## BEGIN DATASET

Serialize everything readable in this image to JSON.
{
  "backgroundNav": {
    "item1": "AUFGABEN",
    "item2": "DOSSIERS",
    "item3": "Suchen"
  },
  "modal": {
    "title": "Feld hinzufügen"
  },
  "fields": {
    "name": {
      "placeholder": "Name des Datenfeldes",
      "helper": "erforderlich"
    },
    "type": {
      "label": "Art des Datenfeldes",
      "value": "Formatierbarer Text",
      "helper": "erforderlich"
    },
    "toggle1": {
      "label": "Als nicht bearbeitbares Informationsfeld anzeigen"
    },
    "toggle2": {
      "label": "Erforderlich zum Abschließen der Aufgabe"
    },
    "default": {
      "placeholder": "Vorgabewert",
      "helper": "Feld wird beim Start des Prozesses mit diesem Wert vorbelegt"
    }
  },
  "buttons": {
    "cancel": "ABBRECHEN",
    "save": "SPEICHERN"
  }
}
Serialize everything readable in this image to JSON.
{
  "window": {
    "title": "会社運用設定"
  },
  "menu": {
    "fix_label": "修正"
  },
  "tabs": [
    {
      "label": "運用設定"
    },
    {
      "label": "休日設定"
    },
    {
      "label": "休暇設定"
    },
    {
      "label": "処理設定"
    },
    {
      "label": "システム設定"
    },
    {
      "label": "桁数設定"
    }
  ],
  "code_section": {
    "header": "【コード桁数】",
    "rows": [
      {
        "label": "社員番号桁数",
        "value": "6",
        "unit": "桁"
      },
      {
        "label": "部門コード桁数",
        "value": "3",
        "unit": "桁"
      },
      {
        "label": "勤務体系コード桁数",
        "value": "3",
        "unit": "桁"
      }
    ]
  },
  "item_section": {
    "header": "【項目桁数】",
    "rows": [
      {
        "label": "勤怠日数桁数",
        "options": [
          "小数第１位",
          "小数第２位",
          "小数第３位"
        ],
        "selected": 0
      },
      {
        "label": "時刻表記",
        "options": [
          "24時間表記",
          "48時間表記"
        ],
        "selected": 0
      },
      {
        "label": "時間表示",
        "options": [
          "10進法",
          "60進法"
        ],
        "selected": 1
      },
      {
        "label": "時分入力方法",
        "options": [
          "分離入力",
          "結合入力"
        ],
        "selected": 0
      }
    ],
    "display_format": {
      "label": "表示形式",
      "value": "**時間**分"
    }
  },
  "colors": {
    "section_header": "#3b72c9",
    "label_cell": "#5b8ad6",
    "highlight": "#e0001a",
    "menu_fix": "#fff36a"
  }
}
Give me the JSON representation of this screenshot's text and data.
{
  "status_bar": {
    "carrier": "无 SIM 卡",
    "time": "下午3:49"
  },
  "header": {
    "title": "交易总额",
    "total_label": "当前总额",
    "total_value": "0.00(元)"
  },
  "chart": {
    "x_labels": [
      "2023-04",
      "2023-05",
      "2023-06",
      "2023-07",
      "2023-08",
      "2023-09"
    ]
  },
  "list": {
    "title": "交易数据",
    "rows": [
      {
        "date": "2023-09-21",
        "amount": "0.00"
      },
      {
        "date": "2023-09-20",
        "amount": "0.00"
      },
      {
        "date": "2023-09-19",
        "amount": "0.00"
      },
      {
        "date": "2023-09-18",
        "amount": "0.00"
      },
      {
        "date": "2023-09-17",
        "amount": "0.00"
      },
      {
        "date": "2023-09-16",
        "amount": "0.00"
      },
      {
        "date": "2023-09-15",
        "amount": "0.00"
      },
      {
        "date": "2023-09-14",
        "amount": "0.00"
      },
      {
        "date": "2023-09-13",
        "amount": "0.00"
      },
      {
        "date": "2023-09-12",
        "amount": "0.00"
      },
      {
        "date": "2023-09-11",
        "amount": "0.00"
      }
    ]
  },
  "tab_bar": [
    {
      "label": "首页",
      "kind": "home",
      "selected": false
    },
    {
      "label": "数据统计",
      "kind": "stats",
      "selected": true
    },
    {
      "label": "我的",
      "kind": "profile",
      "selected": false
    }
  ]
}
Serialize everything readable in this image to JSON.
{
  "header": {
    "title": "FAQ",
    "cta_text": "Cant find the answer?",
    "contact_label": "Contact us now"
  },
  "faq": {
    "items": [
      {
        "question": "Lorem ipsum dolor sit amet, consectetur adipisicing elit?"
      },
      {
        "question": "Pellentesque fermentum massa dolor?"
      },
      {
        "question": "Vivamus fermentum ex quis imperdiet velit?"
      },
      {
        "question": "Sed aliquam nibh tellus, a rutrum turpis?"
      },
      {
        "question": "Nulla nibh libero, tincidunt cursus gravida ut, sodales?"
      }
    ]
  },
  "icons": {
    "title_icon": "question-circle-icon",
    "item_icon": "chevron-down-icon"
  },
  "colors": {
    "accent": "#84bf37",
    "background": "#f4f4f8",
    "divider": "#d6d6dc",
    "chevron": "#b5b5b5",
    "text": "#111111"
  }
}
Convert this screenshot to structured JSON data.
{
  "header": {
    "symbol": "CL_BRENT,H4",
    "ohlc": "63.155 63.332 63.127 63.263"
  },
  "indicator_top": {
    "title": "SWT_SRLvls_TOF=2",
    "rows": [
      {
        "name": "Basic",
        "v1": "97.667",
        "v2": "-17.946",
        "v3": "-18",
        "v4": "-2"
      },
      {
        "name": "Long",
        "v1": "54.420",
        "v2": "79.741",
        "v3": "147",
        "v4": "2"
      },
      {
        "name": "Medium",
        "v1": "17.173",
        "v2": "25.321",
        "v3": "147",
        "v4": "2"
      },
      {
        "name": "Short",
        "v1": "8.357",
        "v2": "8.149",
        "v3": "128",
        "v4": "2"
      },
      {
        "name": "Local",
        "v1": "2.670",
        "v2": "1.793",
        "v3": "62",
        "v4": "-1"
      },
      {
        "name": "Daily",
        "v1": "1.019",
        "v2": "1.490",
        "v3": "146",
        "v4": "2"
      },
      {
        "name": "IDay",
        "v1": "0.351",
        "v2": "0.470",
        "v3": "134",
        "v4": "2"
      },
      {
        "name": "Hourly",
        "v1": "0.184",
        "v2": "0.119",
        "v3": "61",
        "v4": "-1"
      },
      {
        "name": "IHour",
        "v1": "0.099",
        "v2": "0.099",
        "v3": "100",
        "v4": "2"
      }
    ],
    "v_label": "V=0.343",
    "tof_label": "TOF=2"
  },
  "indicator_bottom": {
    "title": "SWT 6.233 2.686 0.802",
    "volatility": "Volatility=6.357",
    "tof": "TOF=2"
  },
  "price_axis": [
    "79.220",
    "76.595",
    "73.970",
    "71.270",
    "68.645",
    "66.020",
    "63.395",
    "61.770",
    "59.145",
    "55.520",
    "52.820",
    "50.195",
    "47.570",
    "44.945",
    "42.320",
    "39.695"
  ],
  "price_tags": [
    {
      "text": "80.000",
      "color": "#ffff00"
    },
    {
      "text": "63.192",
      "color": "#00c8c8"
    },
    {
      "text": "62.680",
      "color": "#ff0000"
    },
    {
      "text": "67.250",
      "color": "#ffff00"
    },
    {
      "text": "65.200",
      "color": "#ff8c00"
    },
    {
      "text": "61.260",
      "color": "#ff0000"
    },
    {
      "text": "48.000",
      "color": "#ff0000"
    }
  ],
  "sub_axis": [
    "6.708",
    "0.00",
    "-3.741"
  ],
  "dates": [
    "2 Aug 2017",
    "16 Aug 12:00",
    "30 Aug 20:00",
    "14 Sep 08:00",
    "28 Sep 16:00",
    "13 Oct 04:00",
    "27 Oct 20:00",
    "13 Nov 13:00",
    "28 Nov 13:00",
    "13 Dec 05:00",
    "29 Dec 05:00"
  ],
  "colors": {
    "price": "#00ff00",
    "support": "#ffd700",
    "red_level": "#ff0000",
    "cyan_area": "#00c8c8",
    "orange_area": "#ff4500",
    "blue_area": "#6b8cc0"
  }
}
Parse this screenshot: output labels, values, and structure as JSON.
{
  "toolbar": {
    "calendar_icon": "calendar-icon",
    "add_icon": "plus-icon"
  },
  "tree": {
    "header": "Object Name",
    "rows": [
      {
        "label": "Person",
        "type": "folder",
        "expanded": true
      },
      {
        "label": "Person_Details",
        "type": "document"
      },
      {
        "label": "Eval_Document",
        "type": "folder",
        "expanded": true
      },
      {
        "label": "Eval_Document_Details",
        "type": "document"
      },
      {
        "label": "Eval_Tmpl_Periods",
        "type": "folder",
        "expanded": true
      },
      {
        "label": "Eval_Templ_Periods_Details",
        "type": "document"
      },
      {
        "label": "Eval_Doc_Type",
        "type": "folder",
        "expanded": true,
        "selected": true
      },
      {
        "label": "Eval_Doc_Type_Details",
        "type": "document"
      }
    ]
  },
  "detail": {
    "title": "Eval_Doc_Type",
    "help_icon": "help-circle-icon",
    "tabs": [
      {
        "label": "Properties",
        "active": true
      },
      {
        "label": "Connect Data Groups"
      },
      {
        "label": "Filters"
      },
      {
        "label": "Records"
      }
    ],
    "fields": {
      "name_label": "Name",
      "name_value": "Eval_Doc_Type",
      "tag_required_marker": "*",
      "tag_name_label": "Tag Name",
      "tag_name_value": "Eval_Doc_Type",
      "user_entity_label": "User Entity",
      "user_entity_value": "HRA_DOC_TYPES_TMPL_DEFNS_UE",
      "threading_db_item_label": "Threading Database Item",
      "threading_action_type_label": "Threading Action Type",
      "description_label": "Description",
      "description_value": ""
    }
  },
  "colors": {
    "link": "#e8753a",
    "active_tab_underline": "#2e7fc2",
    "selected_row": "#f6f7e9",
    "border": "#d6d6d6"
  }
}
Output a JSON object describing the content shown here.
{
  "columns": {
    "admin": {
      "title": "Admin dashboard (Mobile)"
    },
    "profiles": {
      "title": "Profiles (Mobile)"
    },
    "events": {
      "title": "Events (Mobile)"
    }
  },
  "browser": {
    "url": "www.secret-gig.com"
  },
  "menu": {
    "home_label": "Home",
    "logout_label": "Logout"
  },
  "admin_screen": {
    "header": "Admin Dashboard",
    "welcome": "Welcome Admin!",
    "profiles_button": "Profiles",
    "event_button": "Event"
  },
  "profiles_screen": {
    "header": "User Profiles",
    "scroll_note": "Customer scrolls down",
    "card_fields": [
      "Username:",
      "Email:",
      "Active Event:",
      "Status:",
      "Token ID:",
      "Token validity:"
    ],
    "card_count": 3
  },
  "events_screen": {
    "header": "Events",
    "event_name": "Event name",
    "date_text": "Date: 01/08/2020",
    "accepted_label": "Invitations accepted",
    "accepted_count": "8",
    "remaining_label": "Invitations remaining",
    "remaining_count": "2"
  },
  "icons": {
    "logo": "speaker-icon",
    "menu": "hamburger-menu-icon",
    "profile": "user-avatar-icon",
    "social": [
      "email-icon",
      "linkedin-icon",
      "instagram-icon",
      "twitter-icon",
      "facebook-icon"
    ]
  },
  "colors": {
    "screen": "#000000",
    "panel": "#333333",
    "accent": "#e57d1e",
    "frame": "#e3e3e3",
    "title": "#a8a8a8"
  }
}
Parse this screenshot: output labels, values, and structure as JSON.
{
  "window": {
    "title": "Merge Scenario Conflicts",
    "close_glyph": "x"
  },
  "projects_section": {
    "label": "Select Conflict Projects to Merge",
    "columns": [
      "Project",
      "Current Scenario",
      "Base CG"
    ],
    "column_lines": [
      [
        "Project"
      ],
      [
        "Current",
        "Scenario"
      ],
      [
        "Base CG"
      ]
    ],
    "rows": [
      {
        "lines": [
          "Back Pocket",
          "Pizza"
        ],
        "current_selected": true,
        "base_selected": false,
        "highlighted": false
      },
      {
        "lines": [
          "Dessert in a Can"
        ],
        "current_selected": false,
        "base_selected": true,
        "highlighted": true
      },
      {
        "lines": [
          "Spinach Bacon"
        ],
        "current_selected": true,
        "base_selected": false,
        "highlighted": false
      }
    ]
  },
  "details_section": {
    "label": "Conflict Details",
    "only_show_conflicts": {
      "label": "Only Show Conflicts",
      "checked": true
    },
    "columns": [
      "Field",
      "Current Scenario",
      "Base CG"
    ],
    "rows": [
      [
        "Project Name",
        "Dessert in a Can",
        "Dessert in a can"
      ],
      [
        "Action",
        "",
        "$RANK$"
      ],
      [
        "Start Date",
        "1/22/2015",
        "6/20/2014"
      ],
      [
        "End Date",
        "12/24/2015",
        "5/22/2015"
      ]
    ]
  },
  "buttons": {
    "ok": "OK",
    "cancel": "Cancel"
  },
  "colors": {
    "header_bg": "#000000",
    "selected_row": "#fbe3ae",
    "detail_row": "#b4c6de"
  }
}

## END DATASET

» GOAL OF THE EXERCISE: Your answer should be a single number: the count of lines in these records that hold the string "circle".

» FINAL RESULT: 2